## Required task
Search the material below for the string "يكون" and list each line that holds it.

## Extracted data
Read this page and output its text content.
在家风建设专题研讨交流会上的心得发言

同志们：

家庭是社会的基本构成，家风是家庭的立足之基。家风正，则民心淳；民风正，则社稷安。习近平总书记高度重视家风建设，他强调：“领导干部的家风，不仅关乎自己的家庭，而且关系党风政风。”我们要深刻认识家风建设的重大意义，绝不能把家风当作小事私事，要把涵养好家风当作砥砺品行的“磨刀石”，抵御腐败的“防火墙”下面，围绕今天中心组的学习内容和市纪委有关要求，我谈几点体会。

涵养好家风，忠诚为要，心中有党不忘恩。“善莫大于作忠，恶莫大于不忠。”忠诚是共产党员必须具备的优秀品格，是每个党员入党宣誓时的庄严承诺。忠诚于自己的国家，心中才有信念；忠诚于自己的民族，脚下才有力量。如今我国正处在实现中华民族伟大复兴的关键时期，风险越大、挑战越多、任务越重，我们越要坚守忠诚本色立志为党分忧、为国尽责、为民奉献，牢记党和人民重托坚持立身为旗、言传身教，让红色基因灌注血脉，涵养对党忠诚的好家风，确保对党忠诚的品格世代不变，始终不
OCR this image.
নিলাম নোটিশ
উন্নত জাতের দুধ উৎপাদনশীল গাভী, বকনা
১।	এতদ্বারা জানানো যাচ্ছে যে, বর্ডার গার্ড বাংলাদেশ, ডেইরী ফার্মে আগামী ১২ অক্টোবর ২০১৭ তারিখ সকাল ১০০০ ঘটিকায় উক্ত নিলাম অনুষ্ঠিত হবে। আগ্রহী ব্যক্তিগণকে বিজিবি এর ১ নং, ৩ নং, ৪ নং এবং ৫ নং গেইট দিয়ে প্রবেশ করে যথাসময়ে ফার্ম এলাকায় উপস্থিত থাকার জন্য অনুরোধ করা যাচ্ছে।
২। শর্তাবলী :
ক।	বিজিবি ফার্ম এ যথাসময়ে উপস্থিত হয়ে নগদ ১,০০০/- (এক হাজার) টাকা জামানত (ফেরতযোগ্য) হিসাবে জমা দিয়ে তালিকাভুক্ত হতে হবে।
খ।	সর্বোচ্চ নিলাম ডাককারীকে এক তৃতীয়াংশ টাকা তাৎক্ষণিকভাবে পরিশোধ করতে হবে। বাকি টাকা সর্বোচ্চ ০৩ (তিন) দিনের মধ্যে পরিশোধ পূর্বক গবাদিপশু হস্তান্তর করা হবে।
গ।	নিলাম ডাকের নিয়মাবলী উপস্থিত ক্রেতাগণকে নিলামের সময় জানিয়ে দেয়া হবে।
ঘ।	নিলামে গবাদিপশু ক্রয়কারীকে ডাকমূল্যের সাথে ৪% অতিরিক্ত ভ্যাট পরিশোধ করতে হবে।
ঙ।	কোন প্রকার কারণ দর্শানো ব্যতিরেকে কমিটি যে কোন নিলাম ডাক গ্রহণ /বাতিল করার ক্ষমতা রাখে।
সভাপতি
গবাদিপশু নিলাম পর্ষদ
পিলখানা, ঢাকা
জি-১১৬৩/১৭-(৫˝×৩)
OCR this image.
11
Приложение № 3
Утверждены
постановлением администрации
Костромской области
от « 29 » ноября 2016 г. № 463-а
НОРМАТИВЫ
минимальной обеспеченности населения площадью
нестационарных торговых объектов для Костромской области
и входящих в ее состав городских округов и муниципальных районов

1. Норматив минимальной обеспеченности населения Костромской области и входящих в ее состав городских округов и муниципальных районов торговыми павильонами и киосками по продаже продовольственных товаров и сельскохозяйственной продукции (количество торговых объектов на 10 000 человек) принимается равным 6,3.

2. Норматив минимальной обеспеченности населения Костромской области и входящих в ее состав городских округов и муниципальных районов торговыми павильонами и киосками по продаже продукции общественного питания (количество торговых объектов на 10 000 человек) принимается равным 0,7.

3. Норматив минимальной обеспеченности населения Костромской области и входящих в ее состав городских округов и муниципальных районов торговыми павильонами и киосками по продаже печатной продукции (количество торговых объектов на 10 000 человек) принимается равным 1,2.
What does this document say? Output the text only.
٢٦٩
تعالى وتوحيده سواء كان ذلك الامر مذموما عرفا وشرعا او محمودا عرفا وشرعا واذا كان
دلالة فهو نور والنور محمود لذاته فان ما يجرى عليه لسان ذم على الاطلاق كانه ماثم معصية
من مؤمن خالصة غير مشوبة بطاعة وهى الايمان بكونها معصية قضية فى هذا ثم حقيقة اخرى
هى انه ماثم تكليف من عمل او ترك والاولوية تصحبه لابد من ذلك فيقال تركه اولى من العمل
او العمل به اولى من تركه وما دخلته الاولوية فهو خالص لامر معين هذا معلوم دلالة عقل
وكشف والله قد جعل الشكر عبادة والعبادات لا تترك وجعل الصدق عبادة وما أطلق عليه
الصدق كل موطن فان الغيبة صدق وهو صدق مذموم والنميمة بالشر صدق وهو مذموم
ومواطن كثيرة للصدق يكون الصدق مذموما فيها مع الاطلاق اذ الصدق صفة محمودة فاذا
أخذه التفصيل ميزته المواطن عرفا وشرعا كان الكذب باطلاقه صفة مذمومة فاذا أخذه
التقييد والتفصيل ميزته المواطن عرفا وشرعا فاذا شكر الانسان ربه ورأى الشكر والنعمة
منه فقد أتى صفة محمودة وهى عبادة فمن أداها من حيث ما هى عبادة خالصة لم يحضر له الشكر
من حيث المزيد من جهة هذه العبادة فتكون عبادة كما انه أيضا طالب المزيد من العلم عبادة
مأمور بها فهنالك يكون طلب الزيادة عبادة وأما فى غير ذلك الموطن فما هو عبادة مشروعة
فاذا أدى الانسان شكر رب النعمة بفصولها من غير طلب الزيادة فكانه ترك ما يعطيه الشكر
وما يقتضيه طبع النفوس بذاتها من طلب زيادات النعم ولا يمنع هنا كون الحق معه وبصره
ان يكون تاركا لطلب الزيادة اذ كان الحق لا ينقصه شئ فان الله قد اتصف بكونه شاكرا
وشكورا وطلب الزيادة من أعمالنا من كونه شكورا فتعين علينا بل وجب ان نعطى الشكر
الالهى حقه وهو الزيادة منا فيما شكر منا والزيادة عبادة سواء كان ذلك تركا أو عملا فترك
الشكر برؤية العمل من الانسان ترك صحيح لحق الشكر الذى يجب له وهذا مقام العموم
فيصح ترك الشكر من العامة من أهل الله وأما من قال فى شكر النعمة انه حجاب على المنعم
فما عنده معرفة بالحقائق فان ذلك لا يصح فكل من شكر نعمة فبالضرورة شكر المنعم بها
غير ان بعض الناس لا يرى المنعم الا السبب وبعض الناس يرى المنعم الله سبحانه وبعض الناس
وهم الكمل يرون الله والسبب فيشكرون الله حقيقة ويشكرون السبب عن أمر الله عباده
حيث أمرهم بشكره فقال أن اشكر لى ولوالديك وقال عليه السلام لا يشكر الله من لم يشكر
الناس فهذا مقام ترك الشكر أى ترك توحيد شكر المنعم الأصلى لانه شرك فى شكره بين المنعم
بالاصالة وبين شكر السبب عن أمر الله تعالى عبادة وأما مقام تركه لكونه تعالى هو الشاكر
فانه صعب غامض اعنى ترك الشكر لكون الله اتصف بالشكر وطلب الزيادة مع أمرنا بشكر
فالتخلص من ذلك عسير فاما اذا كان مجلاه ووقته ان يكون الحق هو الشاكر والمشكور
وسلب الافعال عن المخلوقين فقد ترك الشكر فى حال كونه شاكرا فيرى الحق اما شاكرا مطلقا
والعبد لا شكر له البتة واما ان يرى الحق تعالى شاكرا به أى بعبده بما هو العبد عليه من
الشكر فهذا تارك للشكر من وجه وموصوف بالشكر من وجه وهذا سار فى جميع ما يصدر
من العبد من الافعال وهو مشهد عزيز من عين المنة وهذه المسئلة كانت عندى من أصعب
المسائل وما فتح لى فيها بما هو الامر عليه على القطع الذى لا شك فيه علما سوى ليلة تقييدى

## Answer below
ومواطن كثيرة للصدق يكون الصدق مذموما فيها مع الاطلاق اذ الصدق صفة محمودة فاذا
مأمور بها فهنالك يكون طلب الزيادة عبادة وأما فى غير ذلك الموطن فما هو عبادة مشروعة
ان يكون تاركا لطلب الزيادة اذ كان الحق لا ينقصه شئ فان الله قد اتصف بكونه شاكرا
فالتخلص من ذلك عسير فاما اذا كان مجلاه ووقته ان يكون الحق هو الشاكر والمشكور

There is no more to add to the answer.